[INSTRUCTION] Quote every line of the material beneath this one.
# AVAILABLE RECORDS start
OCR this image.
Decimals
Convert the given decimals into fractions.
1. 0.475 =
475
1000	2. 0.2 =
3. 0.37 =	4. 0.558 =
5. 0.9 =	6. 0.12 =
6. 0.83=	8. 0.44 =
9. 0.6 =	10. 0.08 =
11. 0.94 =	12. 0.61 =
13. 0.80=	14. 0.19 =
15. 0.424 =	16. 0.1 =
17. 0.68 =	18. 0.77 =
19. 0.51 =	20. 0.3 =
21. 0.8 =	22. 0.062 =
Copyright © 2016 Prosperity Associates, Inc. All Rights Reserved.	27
# AVAILABLE RECORDS end
[EXERCISE OUTPUT]
OCR this image.
Decimals
Convert the given decimals into fractions.
1. 0.475 =
475
1000	2. 0.2 =
3. 0.37 =	4. 0.558 =
5. 0.9 =	6. 0.12 =
6. 0.83=	8. 0.44 =
9. 0.6 =	10. 0.08 =
11. 0.94 =	12. 0.61 =
13. 0.80=	14. 0.19 =
15. 0.424 =	16. 0.1 =
17. 0.68 =	18. 0.77 =
19. 0.51 =	20. 0.3 =
21. 0.8 =	22. 0.062 =
Copyright © 2016 Prosperity Associates, Inc. All Rights Reserved.	27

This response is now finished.